▶ _Short exercise_:
Each line that holds the word "structured" is to be identified and copied.

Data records
•••

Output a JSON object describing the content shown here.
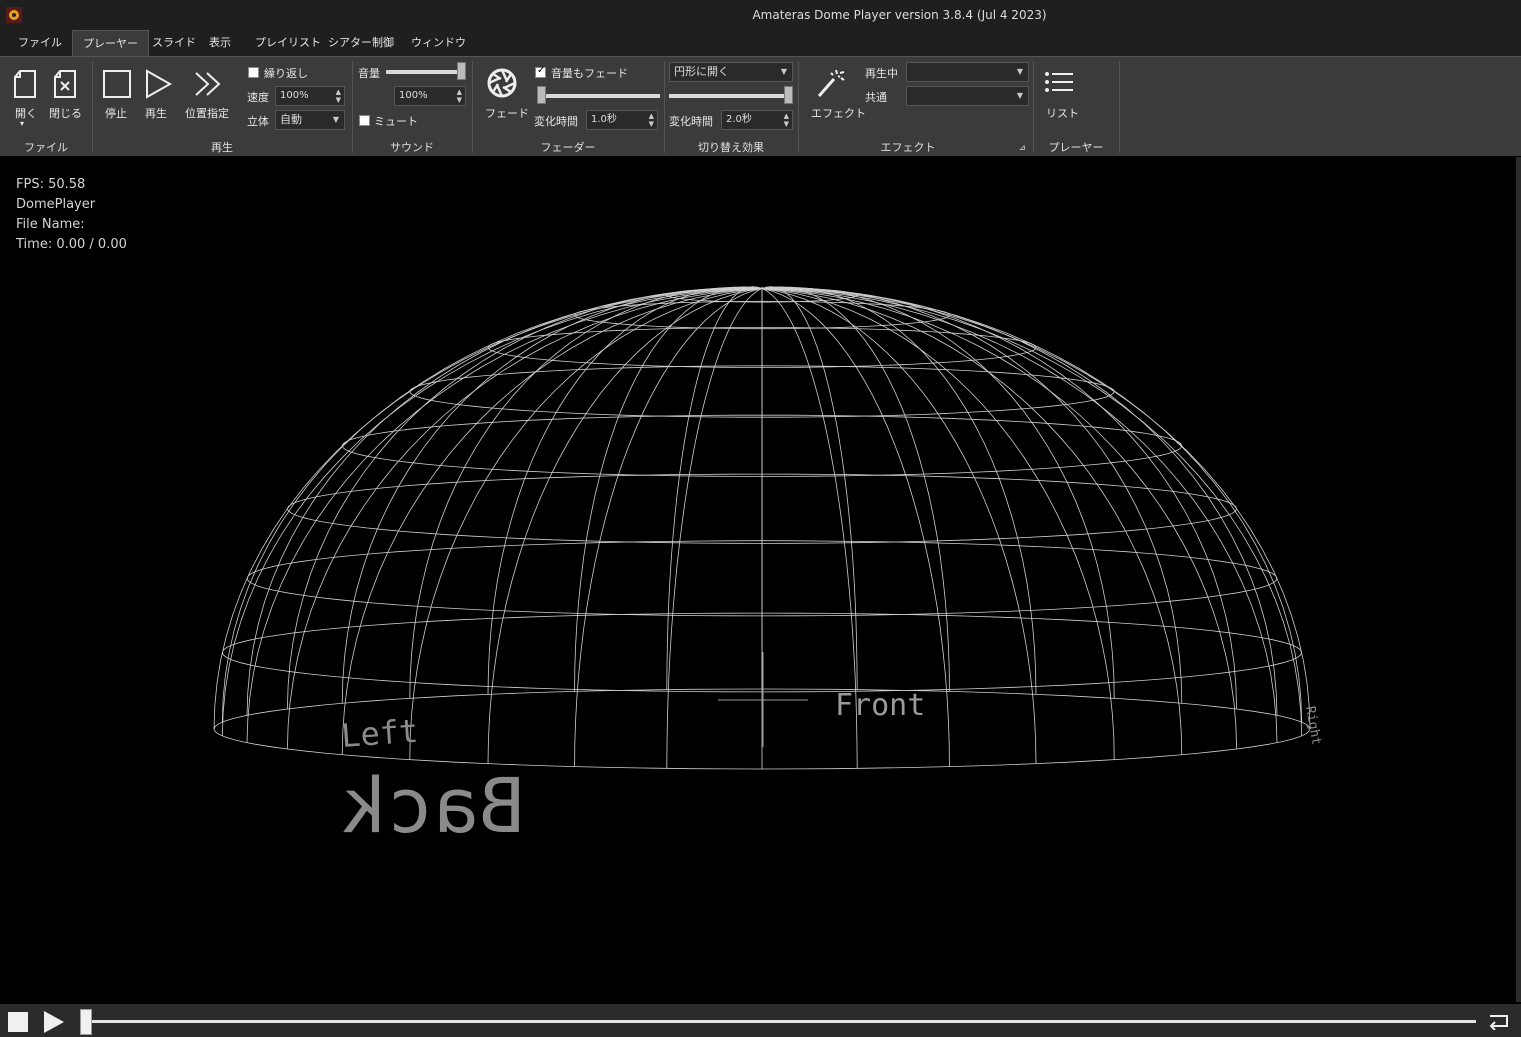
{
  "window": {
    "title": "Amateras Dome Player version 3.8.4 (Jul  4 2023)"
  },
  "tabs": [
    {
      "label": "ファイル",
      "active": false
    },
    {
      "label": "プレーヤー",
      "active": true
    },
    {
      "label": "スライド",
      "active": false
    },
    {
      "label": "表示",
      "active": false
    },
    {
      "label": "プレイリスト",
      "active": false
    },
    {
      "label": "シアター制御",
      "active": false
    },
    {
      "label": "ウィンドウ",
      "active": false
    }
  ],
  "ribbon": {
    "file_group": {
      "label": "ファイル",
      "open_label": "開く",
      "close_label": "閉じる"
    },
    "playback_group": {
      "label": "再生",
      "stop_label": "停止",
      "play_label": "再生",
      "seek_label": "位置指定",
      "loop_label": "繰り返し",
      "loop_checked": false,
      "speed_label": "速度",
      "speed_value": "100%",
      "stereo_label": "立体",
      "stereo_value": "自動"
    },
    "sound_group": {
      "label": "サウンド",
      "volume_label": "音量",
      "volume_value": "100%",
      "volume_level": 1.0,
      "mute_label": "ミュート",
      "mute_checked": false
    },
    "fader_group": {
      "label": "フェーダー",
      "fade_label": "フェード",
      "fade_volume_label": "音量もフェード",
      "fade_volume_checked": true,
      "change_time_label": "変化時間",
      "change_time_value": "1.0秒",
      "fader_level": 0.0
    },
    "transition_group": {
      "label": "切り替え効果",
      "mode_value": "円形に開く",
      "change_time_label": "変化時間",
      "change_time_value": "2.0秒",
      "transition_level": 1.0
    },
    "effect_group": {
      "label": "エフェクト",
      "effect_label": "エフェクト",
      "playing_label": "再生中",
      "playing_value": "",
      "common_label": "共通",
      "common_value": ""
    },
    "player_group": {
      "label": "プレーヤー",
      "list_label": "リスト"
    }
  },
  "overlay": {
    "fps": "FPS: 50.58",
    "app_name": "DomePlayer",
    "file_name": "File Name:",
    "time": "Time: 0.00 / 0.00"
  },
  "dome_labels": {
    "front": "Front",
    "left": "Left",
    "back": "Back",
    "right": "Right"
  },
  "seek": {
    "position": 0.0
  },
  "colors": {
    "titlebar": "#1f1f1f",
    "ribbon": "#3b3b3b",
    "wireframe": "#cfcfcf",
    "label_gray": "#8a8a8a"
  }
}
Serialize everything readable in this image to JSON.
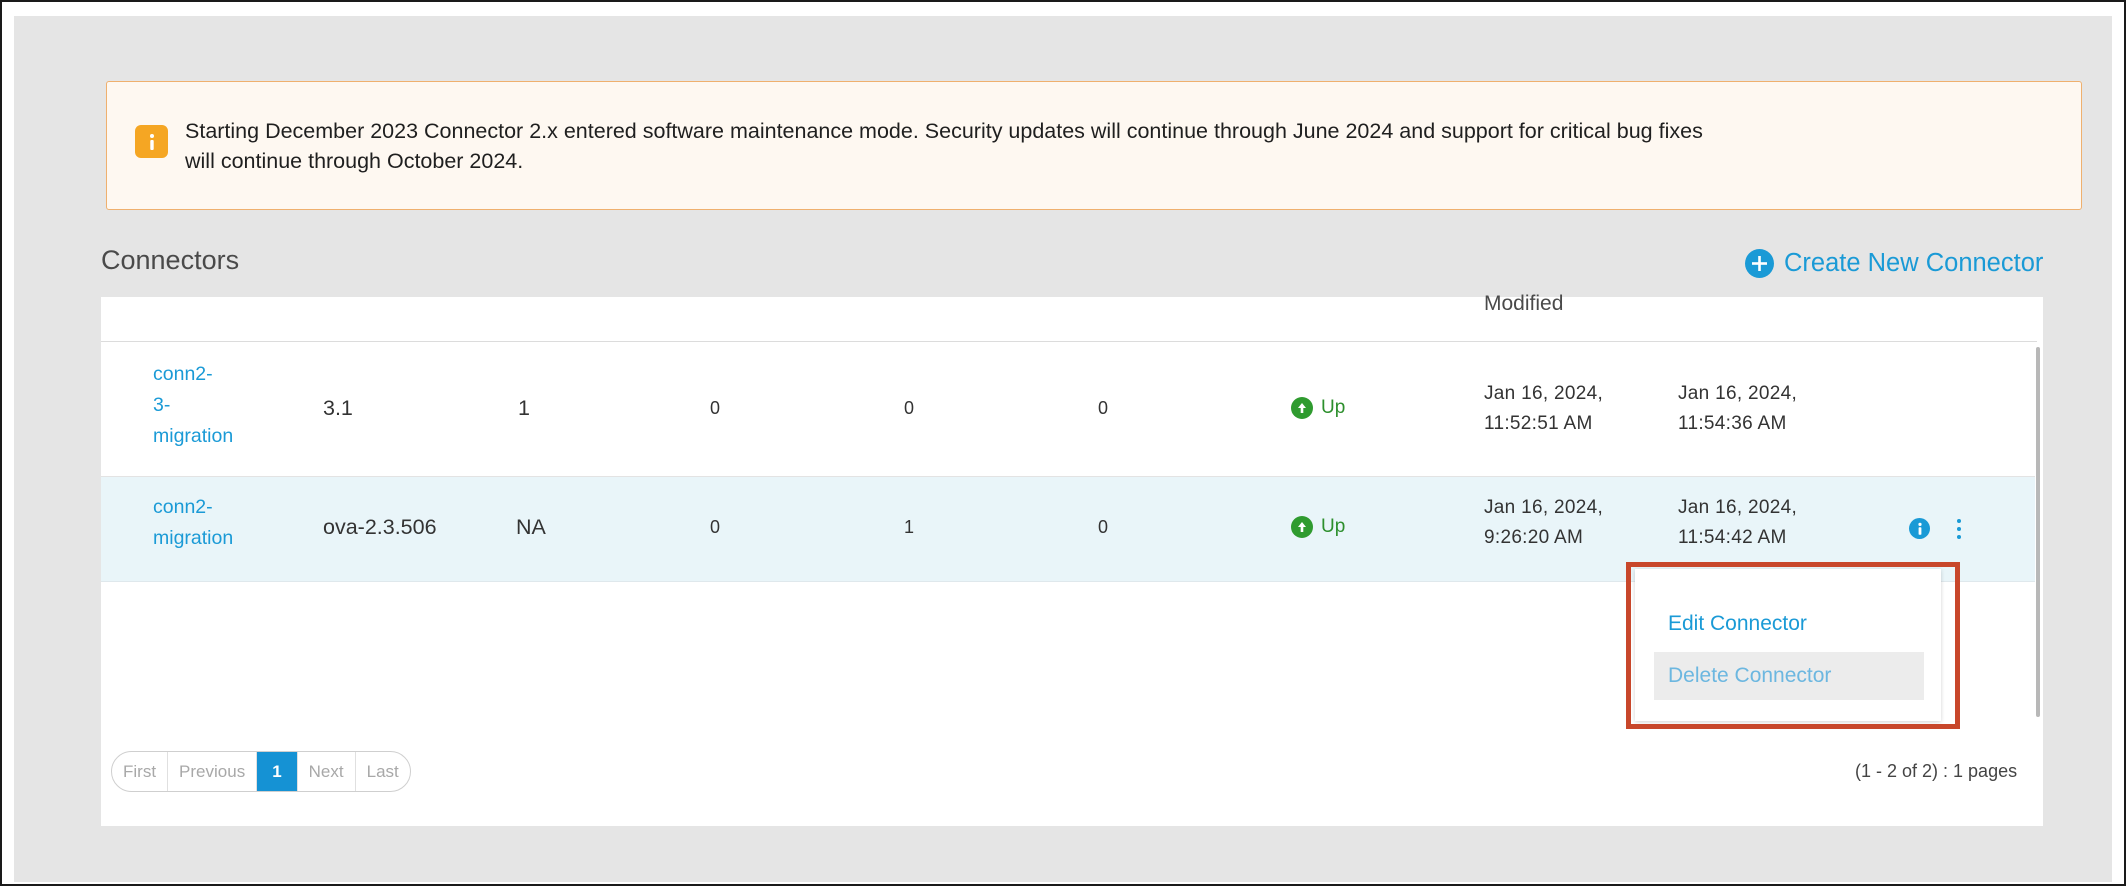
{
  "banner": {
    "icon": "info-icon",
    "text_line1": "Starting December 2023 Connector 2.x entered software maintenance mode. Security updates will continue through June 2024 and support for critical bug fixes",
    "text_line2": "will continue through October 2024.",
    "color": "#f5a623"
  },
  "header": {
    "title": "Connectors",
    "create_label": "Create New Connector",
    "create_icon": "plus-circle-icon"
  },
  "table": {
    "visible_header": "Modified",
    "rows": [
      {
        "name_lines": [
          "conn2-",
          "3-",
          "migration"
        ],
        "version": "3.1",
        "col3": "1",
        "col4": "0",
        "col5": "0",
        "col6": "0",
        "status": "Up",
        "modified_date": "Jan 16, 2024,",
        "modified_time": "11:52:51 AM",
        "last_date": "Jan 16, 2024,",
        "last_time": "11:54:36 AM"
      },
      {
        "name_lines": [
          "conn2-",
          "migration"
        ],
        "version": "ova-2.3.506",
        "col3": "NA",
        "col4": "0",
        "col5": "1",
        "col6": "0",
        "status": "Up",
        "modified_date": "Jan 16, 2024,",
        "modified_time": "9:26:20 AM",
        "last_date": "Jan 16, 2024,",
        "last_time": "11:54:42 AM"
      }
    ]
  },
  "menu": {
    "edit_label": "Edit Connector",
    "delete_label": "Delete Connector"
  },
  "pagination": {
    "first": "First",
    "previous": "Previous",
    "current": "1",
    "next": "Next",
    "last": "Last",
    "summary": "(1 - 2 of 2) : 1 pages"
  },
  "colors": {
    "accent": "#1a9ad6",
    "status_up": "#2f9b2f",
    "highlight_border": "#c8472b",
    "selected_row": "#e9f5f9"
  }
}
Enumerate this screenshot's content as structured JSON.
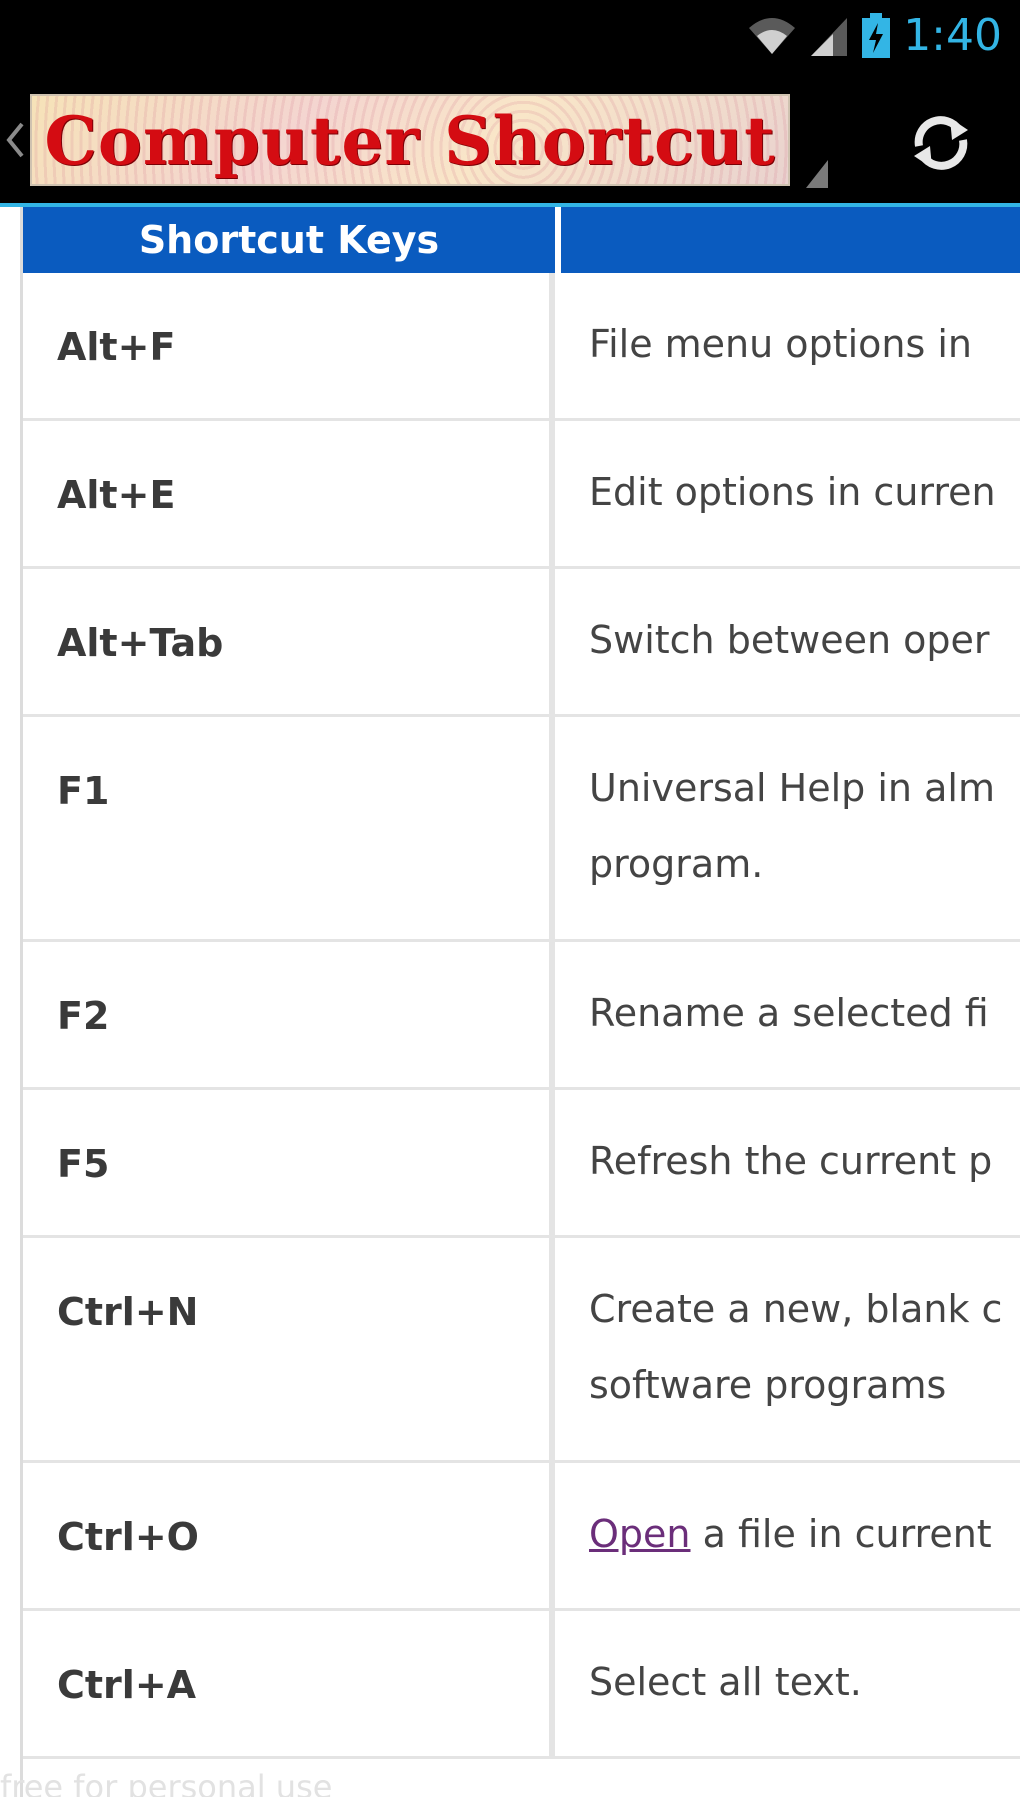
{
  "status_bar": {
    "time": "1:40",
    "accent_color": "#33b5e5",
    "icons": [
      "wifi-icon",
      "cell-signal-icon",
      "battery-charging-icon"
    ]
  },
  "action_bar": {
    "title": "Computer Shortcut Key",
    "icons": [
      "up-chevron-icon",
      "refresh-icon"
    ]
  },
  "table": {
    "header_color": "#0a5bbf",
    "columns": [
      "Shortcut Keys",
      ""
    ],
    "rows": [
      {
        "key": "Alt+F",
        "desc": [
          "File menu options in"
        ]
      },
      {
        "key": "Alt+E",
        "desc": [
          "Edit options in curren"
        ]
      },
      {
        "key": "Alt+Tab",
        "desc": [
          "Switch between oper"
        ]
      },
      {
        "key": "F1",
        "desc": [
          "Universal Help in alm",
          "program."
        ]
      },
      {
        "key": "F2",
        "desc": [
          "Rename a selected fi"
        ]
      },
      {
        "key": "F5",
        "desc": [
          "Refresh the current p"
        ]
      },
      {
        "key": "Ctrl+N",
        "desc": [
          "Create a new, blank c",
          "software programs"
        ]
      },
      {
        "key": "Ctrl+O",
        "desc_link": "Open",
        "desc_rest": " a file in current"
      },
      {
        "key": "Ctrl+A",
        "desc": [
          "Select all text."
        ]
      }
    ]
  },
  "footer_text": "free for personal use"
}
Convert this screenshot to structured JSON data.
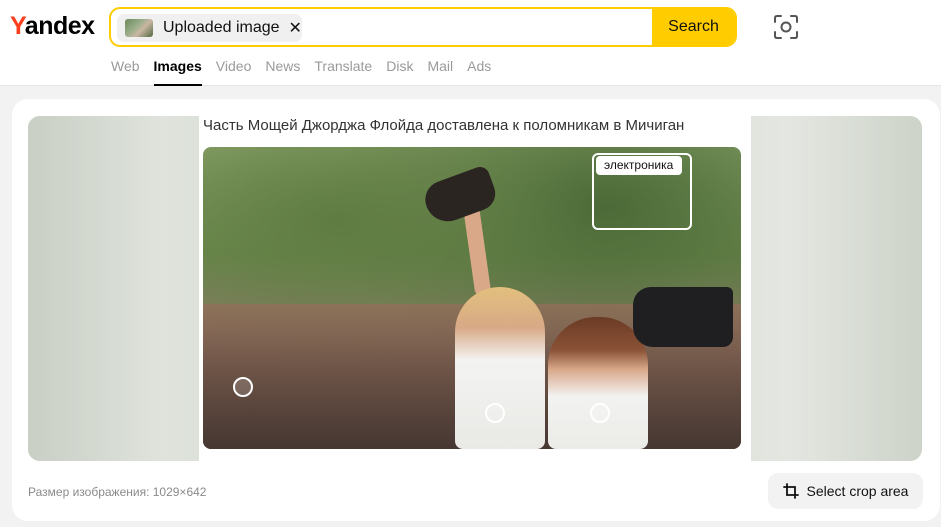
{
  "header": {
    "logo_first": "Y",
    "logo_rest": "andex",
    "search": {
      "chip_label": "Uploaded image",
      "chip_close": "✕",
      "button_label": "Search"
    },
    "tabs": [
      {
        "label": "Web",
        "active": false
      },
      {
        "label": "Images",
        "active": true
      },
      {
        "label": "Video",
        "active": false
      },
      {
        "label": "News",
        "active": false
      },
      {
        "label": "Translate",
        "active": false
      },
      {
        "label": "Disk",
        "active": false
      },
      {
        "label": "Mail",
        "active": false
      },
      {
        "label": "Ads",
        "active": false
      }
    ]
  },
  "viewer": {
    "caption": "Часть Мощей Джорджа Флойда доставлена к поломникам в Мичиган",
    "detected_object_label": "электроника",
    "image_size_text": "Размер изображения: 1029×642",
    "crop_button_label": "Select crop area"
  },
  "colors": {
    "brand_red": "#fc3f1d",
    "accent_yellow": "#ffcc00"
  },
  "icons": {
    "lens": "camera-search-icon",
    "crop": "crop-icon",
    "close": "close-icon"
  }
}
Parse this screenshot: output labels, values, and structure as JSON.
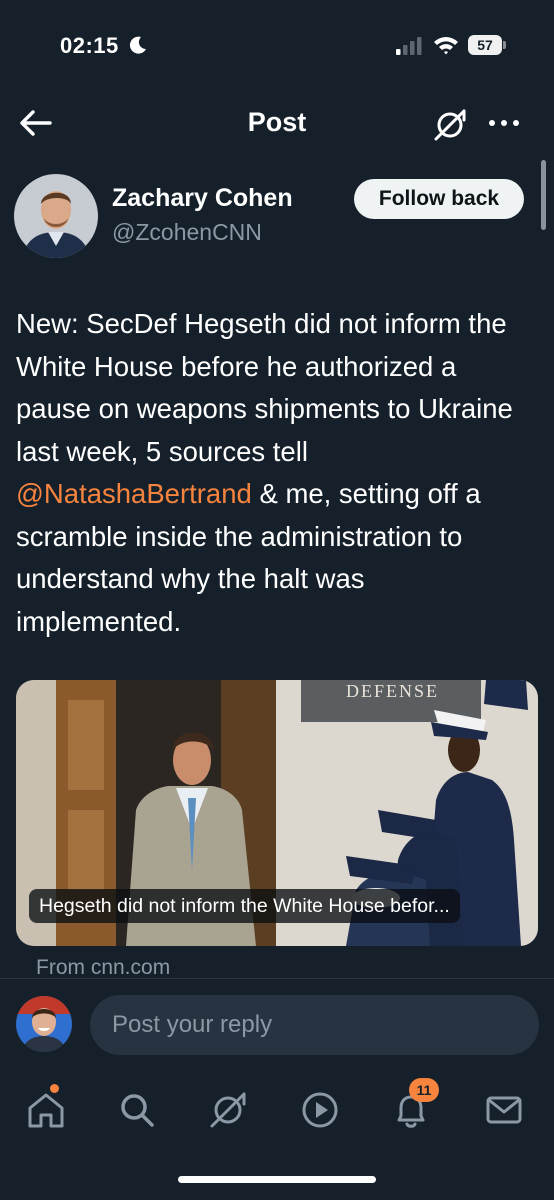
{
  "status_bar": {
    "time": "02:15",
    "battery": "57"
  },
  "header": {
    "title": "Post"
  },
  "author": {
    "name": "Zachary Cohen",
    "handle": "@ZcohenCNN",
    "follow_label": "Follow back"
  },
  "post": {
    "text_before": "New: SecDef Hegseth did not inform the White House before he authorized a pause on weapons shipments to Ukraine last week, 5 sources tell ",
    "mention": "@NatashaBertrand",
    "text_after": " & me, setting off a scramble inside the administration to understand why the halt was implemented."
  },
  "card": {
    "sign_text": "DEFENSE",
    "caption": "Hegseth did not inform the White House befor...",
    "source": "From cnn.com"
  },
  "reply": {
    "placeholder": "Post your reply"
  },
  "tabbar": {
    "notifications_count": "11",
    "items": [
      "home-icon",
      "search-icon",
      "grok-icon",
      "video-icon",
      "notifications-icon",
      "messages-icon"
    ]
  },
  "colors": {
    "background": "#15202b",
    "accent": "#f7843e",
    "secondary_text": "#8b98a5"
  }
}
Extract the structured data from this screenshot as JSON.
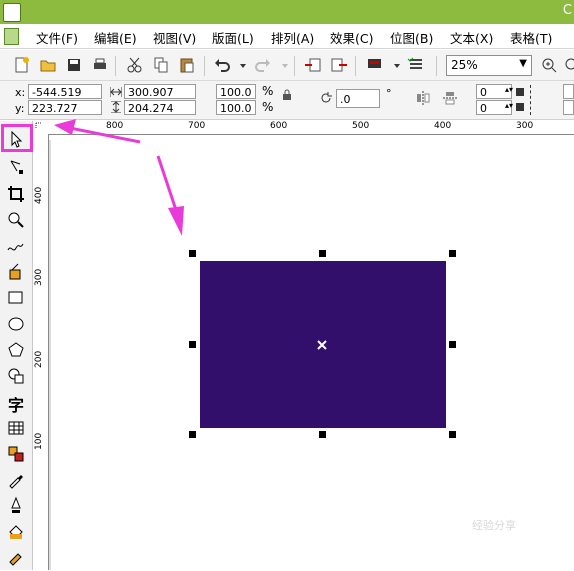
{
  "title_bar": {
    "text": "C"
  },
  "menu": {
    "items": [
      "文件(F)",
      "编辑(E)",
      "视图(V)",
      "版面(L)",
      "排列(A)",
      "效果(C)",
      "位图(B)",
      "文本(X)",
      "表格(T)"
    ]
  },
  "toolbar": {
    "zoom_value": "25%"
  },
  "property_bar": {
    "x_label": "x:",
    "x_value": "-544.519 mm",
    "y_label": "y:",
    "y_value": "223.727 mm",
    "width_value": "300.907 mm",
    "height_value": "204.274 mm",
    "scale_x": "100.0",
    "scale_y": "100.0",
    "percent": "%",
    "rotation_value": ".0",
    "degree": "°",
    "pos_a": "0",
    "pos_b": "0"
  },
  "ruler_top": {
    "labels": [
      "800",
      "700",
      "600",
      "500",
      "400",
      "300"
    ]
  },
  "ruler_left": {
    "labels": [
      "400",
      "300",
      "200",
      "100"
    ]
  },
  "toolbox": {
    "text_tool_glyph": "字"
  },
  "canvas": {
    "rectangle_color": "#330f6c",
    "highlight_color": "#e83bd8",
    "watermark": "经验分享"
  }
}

•••

▶ _Output for this task_:
Enumerate this screenshot's content as structured JSON.
Convert this screenshot to structured JSON data.
Extract the structured data from this screenshot as JSON.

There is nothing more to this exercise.